▶ STATED PROBLEM 1: In the thread about the 90p Iwagumi teardown, which two pieces of equipment failed within a week of each other?

▶ EXTRACT PROVIDED:

____

# 90p Iwagumi teardown timelapse



## arturo (Jun 29, 2014)

BGA got the best of me and it was time for something new. This tank will be sitting empty while I plan out the next idea. I'm also planning on bringing home a puppy soon, so I figured id need to set some time aside 

Also, a ballast went on my ATI fixture and my hose release adapter on my Eheim got jammed in the filter head - BOTH within a week of each other (Thankfully, both a couple months shy of the factory warranty expiring) so I took it as a sign to tear down the tank so I could safely repair both components.

Anyways, I figured it would be a cool video so here it is.


----------



## cb1021 (Sep 21, 2009)

Nice video man! Looking forward to the new scape. The ATI ballast failed? Btw where did you buy your ATI fixture? I'm considering a 48" Sunpower.


----------



## arturo (Jun 29, 2014)

Thanks dude. Yea, apparently it's a common issue but I'm getting a replacement and it's not hard to install. 

I actually grabbed it from Bill over at incredible aquarium. He's a member on this forum.


----------



## cb1021 (Sep 21, 2009)

How do you like your sunpower?? Is it too industrial looking? I would prefer to paint it matte grey to match the ADA stand (or AI stand) or matte black to just hid the thing...


----------



## arturo (Jun 29, 2014)

I love the way it looks. I think it looks sharp. I wouldn't paint it though just because of how much it costs lol

However, if you aren't planning to get the dimmable fixture, check out some hydroponic t5. Almost the same aesthetic but substantially more affordable.

https://www.bustan.ca/default/grow-lights/t5-lighting.aspx


----------

____

▶ PROVIDED INFORMATION:
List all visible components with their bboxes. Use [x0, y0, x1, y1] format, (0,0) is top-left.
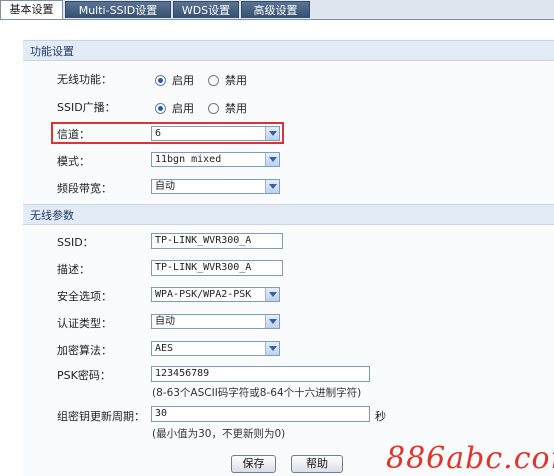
section-function-settings: 功能设置: [23, 40, 554, 61]
security-select[interactable]: WPA-PSK/WPA2-PSK: [151, 287, 280, 302]
channel-value: 6: [155, 128, 162, 139]
ssid-broadcast-radios: 启用 禁用: [155, 100, 261, 116]
bandwidth-value: 自动: [155, 181, 175, 192]
wireless-enable-radio[interactable]: [155, 74, 166, 86]
save-button[interactable]: 保存: [231, 455, 276, 473]
channel-select[interactable]: 6: [151, 126, 280, 141]
description-input[interactable]: TP-LINK_WVR300_A: [151, 260, 283, 276]
broadcast-disable-radio[interactable]: [208, 102, 219, 114]
broadcast-enable-radio[interactable]: [155, 102, 166, 114]
tab-advanced[interactable]: 高级设置: [241, 1, 310, 18]
broadcast-enable-label: 启用: [172, 102, 194, 115]
watermark-logo: 886abc.com: [386, 441, 554, 476]
chevron-down-icon: [265, 180, 279, 193]
chevron-down-icon: [265, 315, 279, 328]
group-key-hint: (最小值为30，不更新则为0): [152, 428, 286, 440]
security-value: WPA-PSK/WPA2-PSK: [155, 289, 252, 300]
auth-type-select[interactable]: 自动: [151, 314, 280, 329]
wireless-disable-radio[interactable]: [208, 74, 219, 86]
psk-input[interactable]: 123456789: [151, 366, 370, 382]
mode-label: 模式：: [57, 155, 90, 168]
section-wireless-params: 无线参数: [23, 204, 554, 225]
encryption-label: 加密算法：: [57, 344, 112, 357]
chevron-down-icon: [265, 288, 279, 301]
ssid-label: SSID：: [57, 236, 94, 249]
bandwidth-label: 频段带宽：: [57, 182, 112, 195]
description-label: 描述：: [57, 263, 90, 276]
ssid-broadcast-label: SSID广播：: [57, 101, 116, 114]
channel-label: 信道：: [57, 128, 90, 141]
group-key-label: 组密钥更新周期：: [57, 410, 145, 423]
mode-select[interactable]: 11bgn mixed: [151, 152, 280, 167]
tab-wds[interactable]: WDS设置: [173, 1, 239, 18]
broadcast-disable-label: 禁用: [225, 102, 247, 115]
tab-bar: 基本设置 Multi-SSID设置 WDS设置 高级设置: [0, 0, 554, 20]
help-button[interactable]: 帮助: [291, 455, 343, 473]
psk-hint: (8-63个ASCII码字符或8-64个十六进制字符): [152, 387, 362, 399]
wireless-function-label: 无线功能：: [57, 73, 112, 86]
wireless-enable-label: 启用: [172, 74, 194, 87]
wireless-disable-label: 禁用: [225, 74, 247, 87]
auth-type-value: 自动: [155, 316, 175, 327]
tab-basic-settings[interactable]: 基本设置: [0, 0, 63, 19]
chevron-down-icon: [265, 342, 279, 355]
tab-multi-ssid[interactable]: Multi-SSID设置: [65, 1, 171, 18]
chevron-down-icon: [265, 153, 279, 166]
group-key-unit: 秒: [375, 410, 386, 423]
bandwidth-select[interactable]: 自动: [151, 179, 280, 194]
psk-label: PSK密码：: [57, 369, 111, 382]
chevron-down-icon: [265, 127, 279, 140]
encryption-value: AES: [155, 343, 174, 354]
encryption-select[interactable]: AES: [151, 341, 280, 356]
security-label: 安全选项：: [57, 290, 112, 303]
auth-type-label: 认证类型：: [57, 317, 112, 330]
mode-value: 11bgn mixed: [155, 154, 222, 165]
ssid-input[interactable]: TP-LINK_WVR300_A: [151, 233, 283, 249]
group-key-input[interactable]: 30: [151, 406, 370, 422]
wireless-function-radios: 启用 禁用: [155, 72, 261, 88]
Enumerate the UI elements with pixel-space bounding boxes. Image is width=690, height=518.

____

▶ STATED PROBLEM 2: Rewrite the records from the line with "section-function-settings: 功能设置: [23, 40, 554, 61]" to the line with "wireless-disable-radio[interactable]: [208, 74, 219, 86]", replacing "chevron-down-icon" with "dropdown-arrow-icon" and leaving everything else unchanged.

▶ TASK ANSWER 1: A ballast on the ATI fixture and the hose release adapter on the Eheim, which got jammed in the filter head.

▶ TASK ANSWER 2:
section-function-settings: 功能设置: [23, 40, 554, 61]
security-select[interactable]: WPA-PSK/WPA2-PSK: [151, 287, 280, 302]
channel-value: 6: [155, 128, 162, 139]
ssid-broadcast-radios: 启用 禁用: [155, 100, 261, 116]
bandwidth-value: 自动: [155, 181, 175, 192]
wireless-enable-radio[interactable]: [155, 74, 166, 86]
save-button[interactable]: 保存: [231, 455, 276, 473]
channel-select[interactable]: 6: [151, 126, 280, 141]
description-input[interactable]: TP-LINK_WVR300_A: [151, 260, 283, 276]
broadcast-disable-radio[interactable]: [208, 102, 219, 114]
broadcast-enable-radio[interactable]: [155, 102, 166, 114]
tab-advanced[interactable]: 高级设置: [241, 1, 310, 18]
broadcast-enable-label: 启用: [172, 102, 194, 115]
watermark-logo: 886abc.com: [386, 441, 554, 476]
dropdown-arrow-icon: [265, 180, 279, 193]
dropdown-arrow-icon: [265, 315, 279, 328]
group-key-hint: (最小值为30，不更新则为0): [152, 428, 286, 440]
security-value: WPA-PSK/WPA2-PSK: [155, 289, 252, 300]
auth-type-select[interactable]: 自动: [151, 314, 280, 329]
wireless-disable-radio[interactable]: [208, 74, 219, 86]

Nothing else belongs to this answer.